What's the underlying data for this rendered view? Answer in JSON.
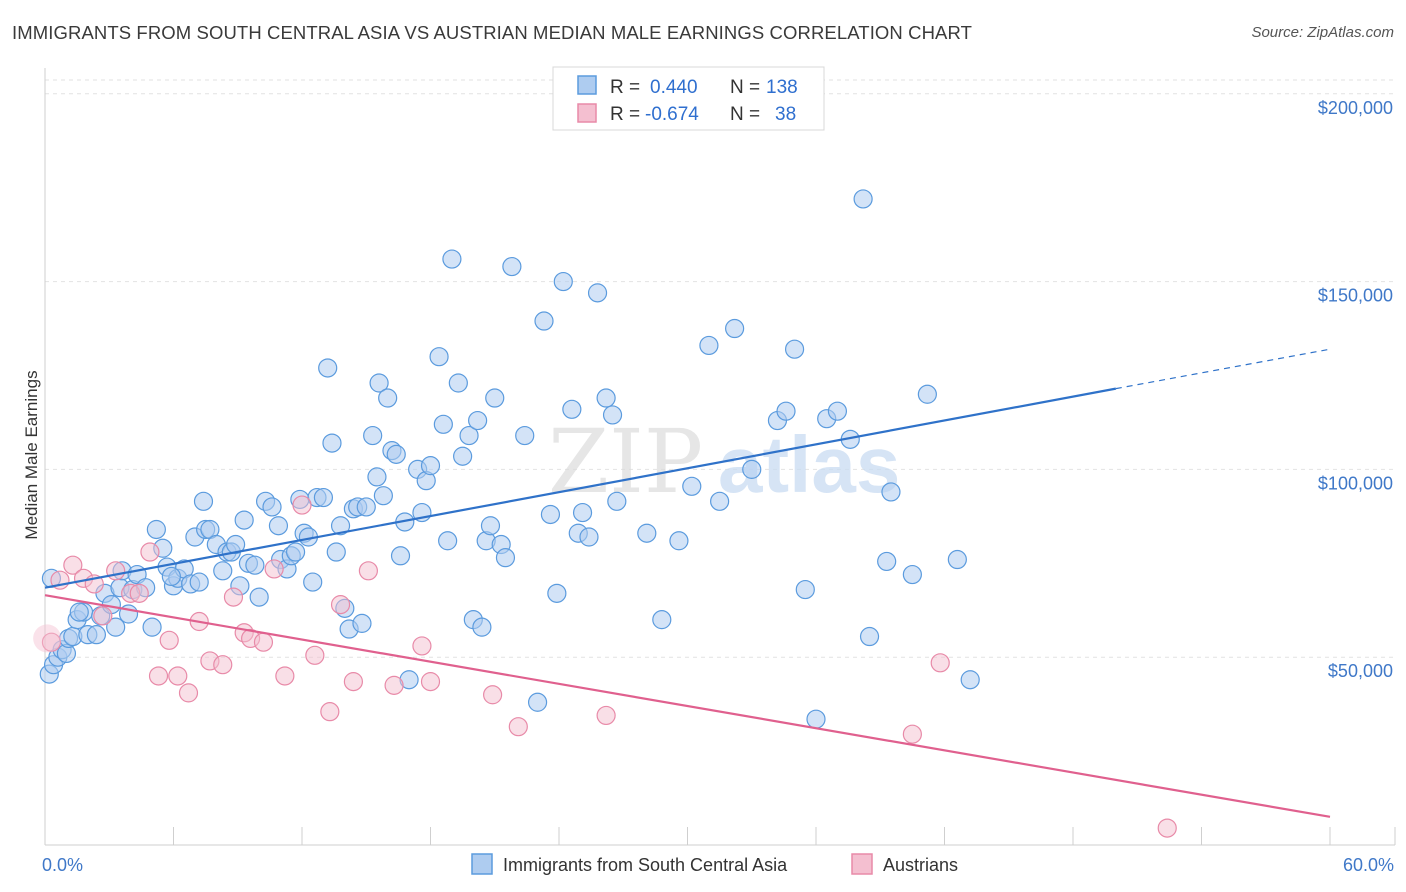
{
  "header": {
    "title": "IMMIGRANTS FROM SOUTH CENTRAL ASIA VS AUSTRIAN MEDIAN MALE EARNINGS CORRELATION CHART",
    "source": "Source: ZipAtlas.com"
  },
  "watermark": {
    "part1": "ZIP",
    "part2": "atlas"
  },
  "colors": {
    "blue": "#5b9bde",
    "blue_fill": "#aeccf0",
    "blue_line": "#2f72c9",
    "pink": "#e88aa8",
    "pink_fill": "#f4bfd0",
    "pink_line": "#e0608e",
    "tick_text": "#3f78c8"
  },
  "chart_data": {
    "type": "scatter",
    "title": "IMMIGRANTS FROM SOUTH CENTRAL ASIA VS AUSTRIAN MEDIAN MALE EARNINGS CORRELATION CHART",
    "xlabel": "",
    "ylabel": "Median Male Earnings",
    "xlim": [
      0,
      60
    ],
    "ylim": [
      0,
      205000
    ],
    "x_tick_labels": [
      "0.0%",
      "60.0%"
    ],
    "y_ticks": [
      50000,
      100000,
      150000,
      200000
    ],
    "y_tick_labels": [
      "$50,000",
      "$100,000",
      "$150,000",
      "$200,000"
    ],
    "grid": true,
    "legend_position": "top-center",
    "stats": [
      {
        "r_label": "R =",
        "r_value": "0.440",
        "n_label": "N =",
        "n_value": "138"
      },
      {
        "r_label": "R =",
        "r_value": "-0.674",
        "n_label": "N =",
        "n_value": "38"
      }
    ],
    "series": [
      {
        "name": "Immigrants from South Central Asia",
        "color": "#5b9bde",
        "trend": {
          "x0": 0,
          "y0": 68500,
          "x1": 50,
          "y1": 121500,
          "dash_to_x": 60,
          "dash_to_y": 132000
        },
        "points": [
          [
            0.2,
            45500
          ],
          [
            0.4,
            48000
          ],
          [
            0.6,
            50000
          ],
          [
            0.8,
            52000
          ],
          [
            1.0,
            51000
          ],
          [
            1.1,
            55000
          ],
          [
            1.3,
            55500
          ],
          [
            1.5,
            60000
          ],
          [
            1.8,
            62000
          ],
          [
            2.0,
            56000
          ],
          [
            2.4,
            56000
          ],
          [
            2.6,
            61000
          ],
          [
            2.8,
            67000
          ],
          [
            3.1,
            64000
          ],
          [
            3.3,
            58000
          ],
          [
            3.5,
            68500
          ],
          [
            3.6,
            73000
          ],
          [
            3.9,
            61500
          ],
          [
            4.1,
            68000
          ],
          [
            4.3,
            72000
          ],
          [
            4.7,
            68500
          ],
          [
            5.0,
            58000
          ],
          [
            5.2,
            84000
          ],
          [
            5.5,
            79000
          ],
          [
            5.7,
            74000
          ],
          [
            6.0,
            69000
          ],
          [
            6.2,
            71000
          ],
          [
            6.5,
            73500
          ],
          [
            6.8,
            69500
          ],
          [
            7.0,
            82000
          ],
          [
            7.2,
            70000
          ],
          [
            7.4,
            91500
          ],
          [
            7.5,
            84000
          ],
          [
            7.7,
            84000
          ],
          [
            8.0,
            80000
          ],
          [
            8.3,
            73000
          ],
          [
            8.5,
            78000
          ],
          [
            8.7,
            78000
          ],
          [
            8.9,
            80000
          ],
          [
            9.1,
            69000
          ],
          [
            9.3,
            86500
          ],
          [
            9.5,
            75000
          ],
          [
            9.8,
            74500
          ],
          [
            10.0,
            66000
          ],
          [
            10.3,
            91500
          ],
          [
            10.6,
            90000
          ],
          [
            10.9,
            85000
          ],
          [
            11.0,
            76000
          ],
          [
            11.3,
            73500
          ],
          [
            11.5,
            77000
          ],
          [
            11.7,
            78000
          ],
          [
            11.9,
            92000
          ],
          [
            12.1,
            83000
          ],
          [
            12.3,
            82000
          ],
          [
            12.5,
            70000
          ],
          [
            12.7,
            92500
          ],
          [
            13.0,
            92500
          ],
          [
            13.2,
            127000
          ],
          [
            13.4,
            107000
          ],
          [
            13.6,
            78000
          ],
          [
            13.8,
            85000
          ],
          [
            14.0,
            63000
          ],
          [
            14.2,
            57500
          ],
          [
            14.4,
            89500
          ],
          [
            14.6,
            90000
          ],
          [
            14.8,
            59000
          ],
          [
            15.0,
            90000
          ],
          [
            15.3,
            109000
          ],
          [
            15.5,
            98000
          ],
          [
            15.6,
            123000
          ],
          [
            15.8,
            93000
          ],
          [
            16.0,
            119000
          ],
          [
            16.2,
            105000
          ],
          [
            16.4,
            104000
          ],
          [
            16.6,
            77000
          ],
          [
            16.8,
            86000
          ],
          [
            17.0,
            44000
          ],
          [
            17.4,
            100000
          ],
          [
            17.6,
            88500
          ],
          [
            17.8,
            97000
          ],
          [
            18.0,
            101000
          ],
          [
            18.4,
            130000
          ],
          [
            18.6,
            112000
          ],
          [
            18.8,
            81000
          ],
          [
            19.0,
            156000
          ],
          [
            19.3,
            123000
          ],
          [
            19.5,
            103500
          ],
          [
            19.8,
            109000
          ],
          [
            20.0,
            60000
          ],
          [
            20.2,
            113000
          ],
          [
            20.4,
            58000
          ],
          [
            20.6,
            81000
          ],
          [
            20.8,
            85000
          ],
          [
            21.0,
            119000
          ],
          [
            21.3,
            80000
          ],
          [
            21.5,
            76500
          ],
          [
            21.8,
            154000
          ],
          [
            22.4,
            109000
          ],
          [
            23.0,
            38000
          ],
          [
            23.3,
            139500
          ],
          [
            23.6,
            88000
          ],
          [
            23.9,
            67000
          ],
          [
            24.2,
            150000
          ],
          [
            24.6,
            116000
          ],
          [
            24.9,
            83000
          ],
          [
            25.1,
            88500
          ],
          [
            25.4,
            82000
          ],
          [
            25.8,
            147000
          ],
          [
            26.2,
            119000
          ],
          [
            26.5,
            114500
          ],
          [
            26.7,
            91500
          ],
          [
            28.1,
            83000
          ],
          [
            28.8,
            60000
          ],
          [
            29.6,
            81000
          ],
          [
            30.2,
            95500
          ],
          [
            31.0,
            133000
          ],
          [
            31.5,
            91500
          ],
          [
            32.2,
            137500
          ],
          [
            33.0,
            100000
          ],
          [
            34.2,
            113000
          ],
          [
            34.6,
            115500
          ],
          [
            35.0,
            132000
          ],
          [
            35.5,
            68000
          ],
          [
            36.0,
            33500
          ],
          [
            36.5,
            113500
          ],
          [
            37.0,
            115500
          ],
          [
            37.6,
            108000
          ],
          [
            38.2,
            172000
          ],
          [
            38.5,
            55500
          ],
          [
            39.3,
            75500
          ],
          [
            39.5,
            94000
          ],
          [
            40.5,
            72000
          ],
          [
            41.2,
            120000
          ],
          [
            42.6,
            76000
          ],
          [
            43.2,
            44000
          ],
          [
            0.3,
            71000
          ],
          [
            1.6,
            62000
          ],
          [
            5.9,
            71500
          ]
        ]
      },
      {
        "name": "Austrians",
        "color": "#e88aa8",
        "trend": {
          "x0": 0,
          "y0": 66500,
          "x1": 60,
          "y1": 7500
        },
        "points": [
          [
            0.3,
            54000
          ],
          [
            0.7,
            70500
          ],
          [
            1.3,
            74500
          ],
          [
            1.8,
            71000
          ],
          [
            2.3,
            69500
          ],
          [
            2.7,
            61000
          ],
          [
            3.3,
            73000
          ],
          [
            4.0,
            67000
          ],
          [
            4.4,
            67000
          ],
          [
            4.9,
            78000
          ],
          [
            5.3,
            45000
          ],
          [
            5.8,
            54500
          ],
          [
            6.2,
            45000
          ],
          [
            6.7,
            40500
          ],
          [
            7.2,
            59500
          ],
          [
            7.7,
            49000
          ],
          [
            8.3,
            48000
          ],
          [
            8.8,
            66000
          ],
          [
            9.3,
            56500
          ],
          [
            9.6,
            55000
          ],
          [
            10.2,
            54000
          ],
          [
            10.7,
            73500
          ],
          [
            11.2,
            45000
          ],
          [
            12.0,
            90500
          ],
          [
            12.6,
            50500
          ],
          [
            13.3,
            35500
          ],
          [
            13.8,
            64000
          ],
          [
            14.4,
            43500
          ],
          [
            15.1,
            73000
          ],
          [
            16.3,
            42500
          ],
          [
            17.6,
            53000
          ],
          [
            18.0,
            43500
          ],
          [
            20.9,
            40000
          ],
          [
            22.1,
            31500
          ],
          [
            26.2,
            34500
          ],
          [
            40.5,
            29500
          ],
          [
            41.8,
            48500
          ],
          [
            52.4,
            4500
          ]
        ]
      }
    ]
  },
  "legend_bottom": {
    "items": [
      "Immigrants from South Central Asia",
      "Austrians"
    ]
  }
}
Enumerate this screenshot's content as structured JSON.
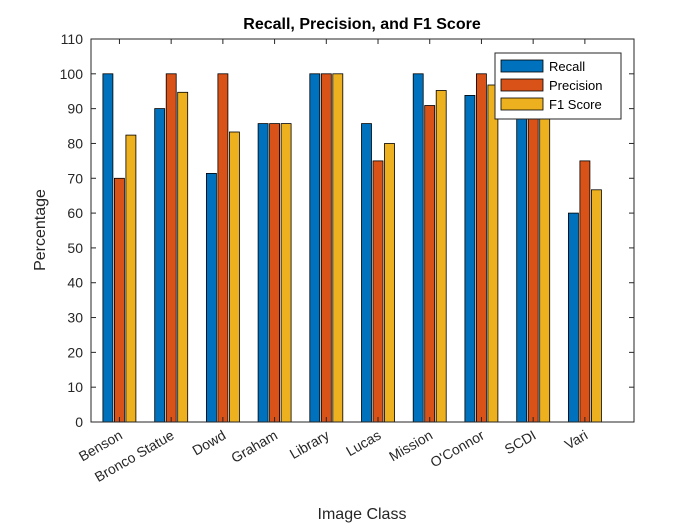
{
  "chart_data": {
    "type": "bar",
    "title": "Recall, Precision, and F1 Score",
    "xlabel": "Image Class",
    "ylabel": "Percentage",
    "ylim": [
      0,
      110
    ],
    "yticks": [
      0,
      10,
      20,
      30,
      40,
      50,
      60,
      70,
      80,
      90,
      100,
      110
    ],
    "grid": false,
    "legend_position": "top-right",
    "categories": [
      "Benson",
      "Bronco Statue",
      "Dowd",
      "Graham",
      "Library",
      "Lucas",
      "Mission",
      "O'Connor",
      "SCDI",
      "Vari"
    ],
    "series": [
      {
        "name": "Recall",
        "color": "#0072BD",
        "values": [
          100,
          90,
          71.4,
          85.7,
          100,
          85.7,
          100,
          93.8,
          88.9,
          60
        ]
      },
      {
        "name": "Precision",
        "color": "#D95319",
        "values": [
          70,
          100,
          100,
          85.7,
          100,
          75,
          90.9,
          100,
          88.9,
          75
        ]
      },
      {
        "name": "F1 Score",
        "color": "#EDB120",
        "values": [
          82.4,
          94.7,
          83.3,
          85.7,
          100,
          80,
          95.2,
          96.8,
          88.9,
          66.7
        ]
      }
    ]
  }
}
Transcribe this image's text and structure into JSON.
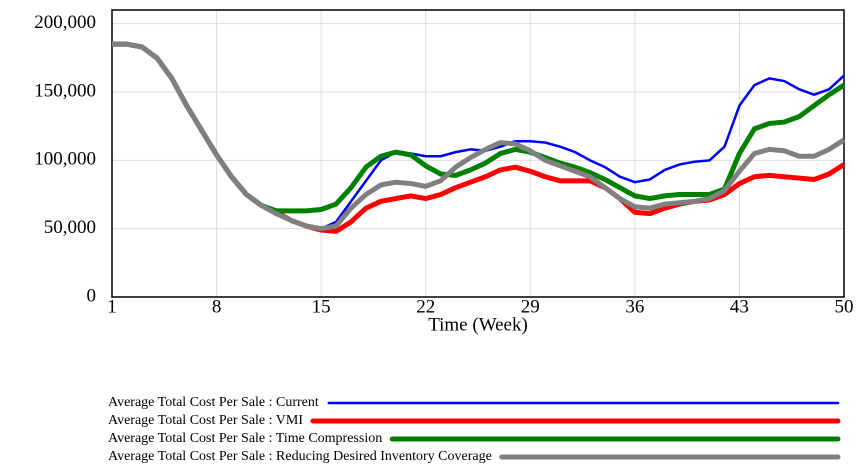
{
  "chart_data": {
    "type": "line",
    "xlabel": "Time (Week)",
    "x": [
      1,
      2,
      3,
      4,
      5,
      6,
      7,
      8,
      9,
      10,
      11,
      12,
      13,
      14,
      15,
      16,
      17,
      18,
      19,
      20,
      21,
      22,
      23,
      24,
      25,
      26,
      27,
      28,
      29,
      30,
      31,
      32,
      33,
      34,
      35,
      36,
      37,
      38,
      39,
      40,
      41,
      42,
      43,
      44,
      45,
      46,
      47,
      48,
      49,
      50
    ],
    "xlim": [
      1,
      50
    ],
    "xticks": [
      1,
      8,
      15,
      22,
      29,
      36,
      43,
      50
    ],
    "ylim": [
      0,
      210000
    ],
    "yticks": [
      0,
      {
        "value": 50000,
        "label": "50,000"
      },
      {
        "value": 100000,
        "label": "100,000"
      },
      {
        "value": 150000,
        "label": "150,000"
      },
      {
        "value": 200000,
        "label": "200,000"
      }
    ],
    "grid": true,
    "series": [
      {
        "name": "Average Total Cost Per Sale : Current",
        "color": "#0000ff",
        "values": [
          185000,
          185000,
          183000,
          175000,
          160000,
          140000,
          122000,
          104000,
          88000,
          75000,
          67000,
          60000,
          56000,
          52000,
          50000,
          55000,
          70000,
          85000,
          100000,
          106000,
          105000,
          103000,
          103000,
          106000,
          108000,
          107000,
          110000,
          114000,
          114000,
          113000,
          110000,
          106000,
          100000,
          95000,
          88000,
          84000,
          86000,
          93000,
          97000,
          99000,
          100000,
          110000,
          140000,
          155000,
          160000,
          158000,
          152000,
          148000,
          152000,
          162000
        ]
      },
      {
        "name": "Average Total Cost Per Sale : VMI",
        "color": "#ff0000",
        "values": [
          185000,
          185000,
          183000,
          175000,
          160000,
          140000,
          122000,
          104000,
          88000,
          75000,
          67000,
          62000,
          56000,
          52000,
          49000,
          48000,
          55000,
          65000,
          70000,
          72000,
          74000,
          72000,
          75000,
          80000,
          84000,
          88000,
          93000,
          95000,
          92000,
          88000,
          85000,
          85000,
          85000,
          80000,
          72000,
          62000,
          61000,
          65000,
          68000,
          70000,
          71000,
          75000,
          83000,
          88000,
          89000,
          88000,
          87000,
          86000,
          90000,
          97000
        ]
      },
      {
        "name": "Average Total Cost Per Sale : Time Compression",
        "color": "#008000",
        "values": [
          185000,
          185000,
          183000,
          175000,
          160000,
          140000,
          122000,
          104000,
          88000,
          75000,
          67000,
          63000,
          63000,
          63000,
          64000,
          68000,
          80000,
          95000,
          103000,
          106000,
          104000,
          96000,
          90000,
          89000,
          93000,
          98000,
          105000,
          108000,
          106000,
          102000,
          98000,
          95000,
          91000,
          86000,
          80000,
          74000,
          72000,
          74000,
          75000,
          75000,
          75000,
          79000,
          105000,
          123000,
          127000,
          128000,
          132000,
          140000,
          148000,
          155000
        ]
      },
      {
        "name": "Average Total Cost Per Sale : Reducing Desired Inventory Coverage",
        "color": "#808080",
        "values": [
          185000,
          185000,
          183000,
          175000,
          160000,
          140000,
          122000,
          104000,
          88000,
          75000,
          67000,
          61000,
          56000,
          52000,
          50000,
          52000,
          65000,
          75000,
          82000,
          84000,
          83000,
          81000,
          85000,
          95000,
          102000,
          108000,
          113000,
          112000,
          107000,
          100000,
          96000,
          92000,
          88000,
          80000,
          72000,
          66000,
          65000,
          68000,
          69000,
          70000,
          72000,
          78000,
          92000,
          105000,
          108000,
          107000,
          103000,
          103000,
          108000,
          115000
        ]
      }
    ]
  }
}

····················

## DESCRIPTION OF THE TASK
Point out every line holding the string "this" and copy it.

## RIGHT ANSWER
What's the underlying data for this rendered view? Answer in JSON.
Enumerate this screenshot's content as structured JSON.
Transcribe this image's text and structure into JSON.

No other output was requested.